* Task requirements:
Transcribe the listing verbatim. Do not carry over any pictures.

▶

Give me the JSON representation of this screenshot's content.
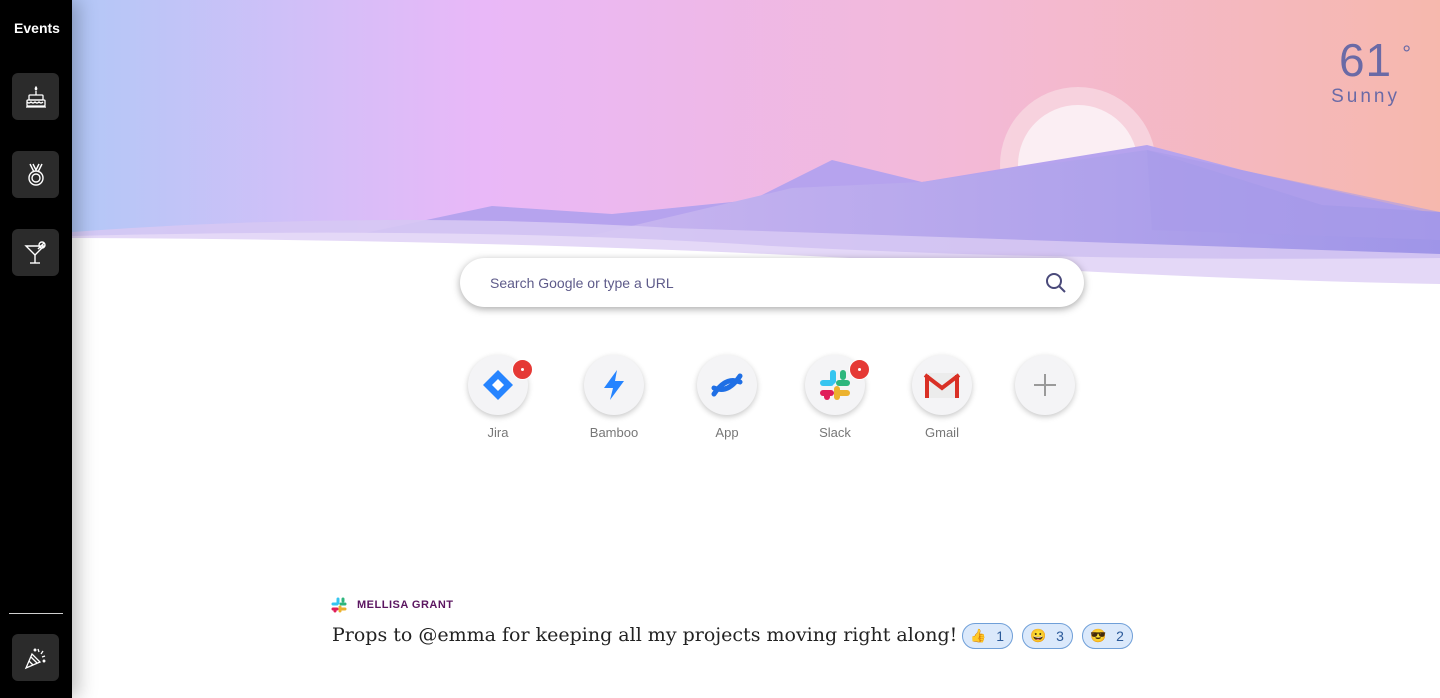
{
  "sidebar": {
    "title": "Events",
    "items": [
      {
        "icon": "birthday-cake-icon"
      },
      {
        "icon": "medal-icon"
      },
      {
        "icon": "cocktail-icon"
      }
    ],
    "bottom_item": {
      "icon": "party-popper-icon"
    }
  },
  "weather": {
    "temperature": "61",
    "degree_symbol": "°",
    "condition": "Sunny"
  },
  "search": {
    "placeholder": "Search Google or type a URL",
    "icon": "search-icon"
  },
  "shortcuts": [
    {
      "label": "Jira",
      "icon": "jira-icon",
      "badge": true
    },
    {
      "label": "Bamboo",
      "icon": "bamboo-icon",
      "badge": false
    },
    {
      "label": "App",
      "icon": "confluence-icon",
      "badge": false
    },
    {
      "label": "Slack",
      "icon": "slack-icon",
      "badge": true
    },
    {
      "label": "Gmail",
      "icon": "gmail-icon",
      "badge": false
    },
    {
      "label": "",
      "icon": "add-icon",
      "badge": false
    }
  ],
  "message": {
    "sender": "MELLISA GRANT",
    "text": "Props to @emma for keeping all my projects moving right along!",
    "reactions": [
      {
        "emoji": "👍",
        "count": "1"
      },
      {
        "emoji": "😀",
        "count": "3"
      },
      {
        "emoji": "😎",
        "count": "2"
      }
    ]
  },
  "colors": {
    "sidebar_bg": "#000000",
    "accent_purple": "#6a6aa6",
    "badge_red": "#e53935",
    "reaction_bg": "#dbe9fb"
  }
}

◀

* Answer in full:
Give me the JSON representation of this screenshot's content.
{
  "sidebar": {
    "title": "Events",
    "items": [
      {
        "icon": "birthday-cake-icon"
      },
      {
        "icon": "medal-icon"
      },
      {
        "icon": "cocktail-icon"
      }
    ],
    "bottom_item": {
      "icon": "party-popper-icon"
    }
  },
  "weather": {
    "temperature": "61",
    "degree_symbol": "°",
    "condition": "Sunny"
  },
  "search": {
    "placeholder": "Search Google or type a URL",
    "icon": "search-icon"
  },
  "shortcuts": [
    {
      "label": "Jira",
      "icon": "jira-icon",
      "badge": true
    },
    {
      "label": "Bamboo",
      "icon": "bamboo-icon",
      "badge": false
    },
    {
      "label": "App",
      "icon": "confluence-icon",
      "badge": false
    },
    {
      "label": "Slack",
      "icon": "slack-icon",
      "badge": true
    },
    {
      "label": "Gmail",
      "icon": "gmail-icon",
      "badge": false
    },
    {
      "label": "",
      "icon": "add-icon",
      "badge": false
    }
  ],
  "message": {
    "sender": "MELLISA GRANT",
    "text": "Props to @emma for keeping all my projects moving right along!",
    "reactions": [
      {
        "emoji": "👍",
        "count": "1"
      },
      {
        "emoji": "😀",
        "count": "3"
      },
      {
        "emoji": "😎",
        "count": "2"
      }
    ]
  },
  "colors": {
    "sidebar_bg": "#000000",
    "accent_purple": "#6a6aa6",
    "badge_red": "#e53935",
    "reaction_bg": "#dbe9fb"
  }
}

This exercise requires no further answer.